### Study text ###

Some of the fire victims "didn't even realize Thanksgiving had arrived amid the chaotic and emotionally draining rush of the past two weeks."

  • "Is that today?" Amy Sheppard asked yesterday, rushing to pack her belongings in a black trash bag as rain fell over a Walmart parking lot where she and many others had camped for days.
  • "Sheppard began to cry as she explained her son was staying with other family after the fire and that they would likely spend the holiday apart."

Bonus: Tweet du jour

From 2013 — never gets old:

4. Oldest military survivor of Pearl Harbor dies at 106

Ray Chavez in Honolulu in 2016 (Audrey McAvoy/AP)

"Ray Chavez, the nation’s oldest surviving veteran of the attack on Pearl Harbor, died Wednesday at the age of 106," The San Diego Union-Tribune reports:

  • "Kathleen Chavez, who had been her father’s live-in caregiver for more than 20 years, said he passed away peacefully in his sleep."

###

# Task set:
**a.** Repeat everything from "Bonus: Tweet du" down to "2016 (Audrey McAvoy/AP)" in the news digest about fire victims and Pearl Harbor, word for word.
**b.** Carry on the news digest about fire victims and Pearl Harbor, picking up after its final sentence.

### Given information ###

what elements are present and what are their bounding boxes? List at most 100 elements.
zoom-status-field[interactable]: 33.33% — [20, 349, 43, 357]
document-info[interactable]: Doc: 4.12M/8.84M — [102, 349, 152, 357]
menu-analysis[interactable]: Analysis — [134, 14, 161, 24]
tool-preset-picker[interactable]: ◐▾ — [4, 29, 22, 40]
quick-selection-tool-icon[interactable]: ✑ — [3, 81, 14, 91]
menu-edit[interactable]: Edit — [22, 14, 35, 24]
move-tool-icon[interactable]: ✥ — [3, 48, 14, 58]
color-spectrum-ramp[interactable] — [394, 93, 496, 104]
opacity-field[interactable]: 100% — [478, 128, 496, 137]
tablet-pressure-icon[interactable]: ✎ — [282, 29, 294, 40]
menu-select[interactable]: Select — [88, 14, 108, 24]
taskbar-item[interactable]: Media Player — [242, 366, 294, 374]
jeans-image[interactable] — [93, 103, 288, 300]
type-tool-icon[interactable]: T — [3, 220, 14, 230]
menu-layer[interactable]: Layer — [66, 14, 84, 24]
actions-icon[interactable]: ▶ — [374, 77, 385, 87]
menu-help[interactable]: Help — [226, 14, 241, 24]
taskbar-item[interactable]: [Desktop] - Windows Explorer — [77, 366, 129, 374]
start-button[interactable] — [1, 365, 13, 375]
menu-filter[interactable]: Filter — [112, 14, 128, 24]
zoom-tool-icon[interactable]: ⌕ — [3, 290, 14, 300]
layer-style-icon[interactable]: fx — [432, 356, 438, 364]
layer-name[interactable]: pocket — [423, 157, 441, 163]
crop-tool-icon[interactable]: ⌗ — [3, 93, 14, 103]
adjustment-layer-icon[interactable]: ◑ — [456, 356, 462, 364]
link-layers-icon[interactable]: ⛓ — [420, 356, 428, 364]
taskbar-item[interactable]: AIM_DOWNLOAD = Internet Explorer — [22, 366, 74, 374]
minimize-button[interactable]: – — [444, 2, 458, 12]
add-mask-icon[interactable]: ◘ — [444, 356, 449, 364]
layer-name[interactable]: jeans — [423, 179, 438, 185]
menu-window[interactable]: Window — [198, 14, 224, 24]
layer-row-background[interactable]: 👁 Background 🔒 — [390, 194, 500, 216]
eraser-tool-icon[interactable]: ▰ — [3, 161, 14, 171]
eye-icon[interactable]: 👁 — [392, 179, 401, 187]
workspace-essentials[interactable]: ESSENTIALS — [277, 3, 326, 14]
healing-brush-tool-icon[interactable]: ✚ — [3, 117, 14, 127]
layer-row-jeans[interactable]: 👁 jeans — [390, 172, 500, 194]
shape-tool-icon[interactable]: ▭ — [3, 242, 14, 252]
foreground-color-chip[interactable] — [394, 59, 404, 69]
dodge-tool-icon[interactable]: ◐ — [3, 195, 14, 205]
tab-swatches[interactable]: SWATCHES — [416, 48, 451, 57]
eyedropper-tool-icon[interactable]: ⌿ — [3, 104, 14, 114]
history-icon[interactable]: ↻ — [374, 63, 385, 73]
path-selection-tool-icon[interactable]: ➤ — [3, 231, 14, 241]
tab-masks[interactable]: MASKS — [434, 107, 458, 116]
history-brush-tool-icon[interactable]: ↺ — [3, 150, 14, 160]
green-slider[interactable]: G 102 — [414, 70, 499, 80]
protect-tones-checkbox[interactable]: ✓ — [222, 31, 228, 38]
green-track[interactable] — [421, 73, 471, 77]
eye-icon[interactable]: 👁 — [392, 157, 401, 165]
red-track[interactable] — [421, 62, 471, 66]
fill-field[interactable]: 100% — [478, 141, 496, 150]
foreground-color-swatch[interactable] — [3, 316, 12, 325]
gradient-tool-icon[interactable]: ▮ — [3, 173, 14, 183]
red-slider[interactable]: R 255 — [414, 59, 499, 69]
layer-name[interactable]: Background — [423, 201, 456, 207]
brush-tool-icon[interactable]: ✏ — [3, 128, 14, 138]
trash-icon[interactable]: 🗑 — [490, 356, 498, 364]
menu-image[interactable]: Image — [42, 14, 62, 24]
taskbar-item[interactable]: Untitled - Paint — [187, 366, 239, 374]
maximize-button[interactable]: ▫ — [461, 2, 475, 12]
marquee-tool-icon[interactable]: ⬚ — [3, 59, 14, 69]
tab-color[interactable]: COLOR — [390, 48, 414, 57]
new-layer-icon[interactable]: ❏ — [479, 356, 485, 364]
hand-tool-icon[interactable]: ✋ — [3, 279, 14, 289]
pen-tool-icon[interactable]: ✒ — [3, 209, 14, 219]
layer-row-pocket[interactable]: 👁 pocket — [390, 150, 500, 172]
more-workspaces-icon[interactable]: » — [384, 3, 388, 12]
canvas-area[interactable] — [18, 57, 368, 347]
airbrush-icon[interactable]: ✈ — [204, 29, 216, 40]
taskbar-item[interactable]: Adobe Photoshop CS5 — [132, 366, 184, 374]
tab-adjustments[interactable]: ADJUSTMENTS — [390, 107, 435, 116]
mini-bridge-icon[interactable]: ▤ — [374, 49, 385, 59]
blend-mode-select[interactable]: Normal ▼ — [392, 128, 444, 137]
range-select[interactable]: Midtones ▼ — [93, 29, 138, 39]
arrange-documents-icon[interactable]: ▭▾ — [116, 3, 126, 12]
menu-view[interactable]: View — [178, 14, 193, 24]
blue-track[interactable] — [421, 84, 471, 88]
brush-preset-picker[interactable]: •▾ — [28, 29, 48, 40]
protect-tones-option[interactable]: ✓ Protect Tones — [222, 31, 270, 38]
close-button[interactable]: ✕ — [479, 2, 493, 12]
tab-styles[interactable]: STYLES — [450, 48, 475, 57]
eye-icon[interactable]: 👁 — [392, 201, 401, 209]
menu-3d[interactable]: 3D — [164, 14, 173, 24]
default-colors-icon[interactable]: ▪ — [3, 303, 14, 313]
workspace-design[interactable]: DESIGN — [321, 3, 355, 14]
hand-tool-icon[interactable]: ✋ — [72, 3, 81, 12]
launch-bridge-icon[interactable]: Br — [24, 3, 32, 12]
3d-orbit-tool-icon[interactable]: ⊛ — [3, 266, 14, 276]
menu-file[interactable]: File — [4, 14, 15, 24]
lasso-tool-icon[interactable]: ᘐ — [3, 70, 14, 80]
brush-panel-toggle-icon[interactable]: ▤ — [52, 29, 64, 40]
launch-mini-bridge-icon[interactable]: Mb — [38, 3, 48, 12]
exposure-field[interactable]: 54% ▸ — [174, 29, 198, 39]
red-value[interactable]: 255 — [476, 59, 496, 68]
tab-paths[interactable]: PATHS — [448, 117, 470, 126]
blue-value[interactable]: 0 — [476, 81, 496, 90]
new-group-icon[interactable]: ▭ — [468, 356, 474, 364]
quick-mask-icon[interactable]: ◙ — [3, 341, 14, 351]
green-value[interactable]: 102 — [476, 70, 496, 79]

###

# Set of answers:
**a.**
Bonus: Tweet du jour

From 2013 — never gets old:

4. Oldest military survivor of Pearl Harbor dies at 106

Ray Chavez in Honolulu in 2016 (Audrey McAvoy/AP)

**b.**
  • "Chavez surged into national prominence three years ago when fellow Pearl Harbor veterans recognized him as the oldest survivor of the 1941 Japanese attack that ushered the U.S. into World War II."

"In 1938, at the age of 27, he joined the Navy and was assigned to the minesweeper USS Condor at Pearl Harbor."

  • "At 3:45 a.m. Dec. 7, 1941, Seaman 1st Class Chavez’s crew was sweeping the east entrance to the harbor when they spotted the periscope of a Japanese midget submarine. After depth charges were dropped to sink the sub in 1,500 feet of water, the rest of the morning passed uneventfully."
  • Chavez "was asleep at home in nearby Ewa Beach when the Japanese bombing raid began at 8:10 a.m."

"At its peak, the Pearl Harbor Survivors Association had 58,000 members. Today, there are fewer than 200, according to Stu Hedley, 97, who heads the association’s now-10-member San Diego chapter."

5. Santa season begins

Macy's Thanksgiving Day Parade, 1951 (By kind permission of the New York Times)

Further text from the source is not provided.